** start of Excerpted data **
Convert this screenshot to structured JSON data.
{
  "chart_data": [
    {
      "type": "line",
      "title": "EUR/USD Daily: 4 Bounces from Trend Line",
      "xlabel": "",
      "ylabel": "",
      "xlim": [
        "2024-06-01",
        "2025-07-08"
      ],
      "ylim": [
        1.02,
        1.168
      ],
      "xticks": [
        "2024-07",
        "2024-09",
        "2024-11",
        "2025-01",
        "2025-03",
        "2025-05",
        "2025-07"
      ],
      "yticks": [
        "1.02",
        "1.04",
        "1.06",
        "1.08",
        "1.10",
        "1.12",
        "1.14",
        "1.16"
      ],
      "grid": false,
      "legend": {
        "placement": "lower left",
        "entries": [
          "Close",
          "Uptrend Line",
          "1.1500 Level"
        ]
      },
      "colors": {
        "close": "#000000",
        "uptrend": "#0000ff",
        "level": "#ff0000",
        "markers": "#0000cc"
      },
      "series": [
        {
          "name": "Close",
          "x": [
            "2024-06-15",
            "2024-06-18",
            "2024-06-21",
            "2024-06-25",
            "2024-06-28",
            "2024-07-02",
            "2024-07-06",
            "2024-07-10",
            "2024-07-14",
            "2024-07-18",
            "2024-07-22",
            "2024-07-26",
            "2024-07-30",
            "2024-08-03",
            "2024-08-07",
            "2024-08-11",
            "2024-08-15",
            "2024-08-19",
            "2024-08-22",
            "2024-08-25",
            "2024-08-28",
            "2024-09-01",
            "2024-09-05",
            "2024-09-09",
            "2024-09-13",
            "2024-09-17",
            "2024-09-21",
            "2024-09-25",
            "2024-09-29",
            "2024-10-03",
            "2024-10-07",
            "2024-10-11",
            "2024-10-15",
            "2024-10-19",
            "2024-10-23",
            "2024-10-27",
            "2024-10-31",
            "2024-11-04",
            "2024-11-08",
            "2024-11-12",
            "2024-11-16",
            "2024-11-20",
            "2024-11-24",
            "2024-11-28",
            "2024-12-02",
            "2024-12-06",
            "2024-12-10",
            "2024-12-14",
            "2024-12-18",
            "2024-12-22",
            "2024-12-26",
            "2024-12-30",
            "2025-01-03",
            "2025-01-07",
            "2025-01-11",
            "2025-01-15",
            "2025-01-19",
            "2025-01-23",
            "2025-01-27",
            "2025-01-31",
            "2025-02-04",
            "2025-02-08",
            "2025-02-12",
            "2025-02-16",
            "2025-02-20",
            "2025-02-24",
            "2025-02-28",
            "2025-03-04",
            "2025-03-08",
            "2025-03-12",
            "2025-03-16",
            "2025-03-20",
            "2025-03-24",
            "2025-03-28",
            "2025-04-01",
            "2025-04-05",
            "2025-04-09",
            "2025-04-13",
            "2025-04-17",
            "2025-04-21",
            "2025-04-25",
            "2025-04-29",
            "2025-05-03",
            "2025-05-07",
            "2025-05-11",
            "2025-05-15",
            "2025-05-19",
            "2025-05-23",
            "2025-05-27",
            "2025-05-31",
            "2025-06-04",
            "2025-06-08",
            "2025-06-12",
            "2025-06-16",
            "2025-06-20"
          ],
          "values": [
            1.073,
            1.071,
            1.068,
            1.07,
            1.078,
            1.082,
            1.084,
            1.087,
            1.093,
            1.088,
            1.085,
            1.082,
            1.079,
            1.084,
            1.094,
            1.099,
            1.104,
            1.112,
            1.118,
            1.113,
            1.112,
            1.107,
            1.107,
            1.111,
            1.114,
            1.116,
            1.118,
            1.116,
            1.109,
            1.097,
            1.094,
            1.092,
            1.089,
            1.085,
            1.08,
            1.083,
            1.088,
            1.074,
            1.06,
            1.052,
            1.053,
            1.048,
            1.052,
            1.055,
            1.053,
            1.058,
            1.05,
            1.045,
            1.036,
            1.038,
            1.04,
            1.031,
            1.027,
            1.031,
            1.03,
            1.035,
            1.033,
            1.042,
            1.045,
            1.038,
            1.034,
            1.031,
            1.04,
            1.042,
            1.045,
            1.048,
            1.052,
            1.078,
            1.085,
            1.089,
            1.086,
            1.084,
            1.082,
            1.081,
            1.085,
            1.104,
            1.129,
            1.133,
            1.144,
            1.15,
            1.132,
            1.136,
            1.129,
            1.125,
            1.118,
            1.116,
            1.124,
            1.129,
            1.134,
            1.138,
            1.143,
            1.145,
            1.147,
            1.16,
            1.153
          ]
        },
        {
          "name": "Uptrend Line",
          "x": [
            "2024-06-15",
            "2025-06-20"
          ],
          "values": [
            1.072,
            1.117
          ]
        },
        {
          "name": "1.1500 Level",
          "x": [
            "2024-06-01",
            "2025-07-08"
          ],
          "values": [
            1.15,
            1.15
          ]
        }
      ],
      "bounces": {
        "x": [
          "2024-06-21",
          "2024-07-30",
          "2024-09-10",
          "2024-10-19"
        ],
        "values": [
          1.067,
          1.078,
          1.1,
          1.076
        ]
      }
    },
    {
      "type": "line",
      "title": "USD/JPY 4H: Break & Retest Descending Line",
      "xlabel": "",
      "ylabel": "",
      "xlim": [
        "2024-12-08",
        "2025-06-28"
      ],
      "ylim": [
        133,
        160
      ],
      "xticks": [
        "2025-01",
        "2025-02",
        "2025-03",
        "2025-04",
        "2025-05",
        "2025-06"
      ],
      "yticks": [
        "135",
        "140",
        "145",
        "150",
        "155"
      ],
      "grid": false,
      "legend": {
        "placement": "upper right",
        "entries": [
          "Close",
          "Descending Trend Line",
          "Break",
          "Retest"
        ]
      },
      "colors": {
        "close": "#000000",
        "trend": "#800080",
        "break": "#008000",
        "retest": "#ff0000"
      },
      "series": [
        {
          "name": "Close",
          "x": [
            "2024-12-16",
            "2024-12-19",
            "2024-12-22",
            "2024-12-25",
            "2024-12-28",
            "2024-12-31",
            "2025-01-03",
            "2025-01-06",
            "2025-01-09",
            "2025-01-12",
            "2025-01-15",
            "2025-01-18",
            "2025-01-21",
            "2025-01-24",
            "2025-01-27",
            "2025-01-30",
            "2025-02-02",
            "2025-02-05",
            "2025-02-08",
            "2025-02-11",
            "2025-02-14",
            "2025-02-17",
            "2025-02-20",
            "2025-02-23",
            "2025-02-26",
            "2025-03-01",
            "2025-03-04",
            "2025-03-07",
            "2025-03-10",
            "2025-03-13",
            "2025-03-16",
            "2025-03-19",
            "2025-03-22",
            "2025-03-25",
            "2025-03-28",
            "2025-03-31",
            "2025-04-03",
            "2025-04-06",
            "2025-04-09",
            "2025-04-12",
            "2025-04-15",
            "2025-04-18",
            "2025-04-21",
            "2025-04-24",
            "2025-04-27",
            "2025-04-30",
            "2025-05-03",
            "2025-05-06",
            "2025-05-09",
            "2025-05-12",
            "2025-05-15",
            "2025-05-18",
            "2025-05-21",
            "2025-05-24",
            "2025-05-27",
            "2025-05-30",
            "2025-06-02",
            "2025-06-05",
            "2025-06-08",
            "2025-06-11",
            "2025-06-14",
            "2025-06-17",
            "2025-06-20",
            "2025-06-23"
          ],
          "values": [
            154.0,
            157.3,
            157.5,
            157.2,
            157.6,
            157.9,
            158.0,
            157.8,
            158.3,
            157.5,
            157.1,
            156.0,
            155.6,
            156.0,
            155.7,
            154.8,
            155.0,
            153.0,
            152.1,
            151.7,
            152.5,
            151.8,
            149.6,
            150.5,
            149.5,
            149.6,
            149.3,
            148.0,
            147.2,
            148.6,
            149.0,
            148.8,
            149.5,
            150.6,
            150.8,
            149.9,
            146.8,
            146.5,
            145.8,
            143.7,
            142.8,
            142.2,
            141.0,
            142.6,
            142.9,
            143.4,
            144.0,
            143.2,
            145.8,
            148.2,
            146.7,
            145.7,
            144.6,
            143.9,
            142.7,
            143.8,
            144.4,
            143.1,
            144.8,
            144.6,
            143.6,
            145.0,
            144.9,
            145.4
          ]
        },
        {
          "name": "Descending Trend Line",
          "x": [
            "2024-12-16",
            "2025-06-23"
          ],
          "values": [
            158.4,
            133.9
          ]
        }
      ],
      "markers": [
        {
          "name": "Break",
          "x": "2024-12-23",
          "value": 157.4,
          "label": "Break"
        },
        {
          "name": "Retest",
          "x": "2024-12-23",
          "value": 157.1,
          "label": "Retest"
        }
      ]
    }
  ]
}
** end of Excerpted data **
▶ What needs to be done
Tell how many lines of the records above hold the string "placement". Give no other text.

▶ Task result
2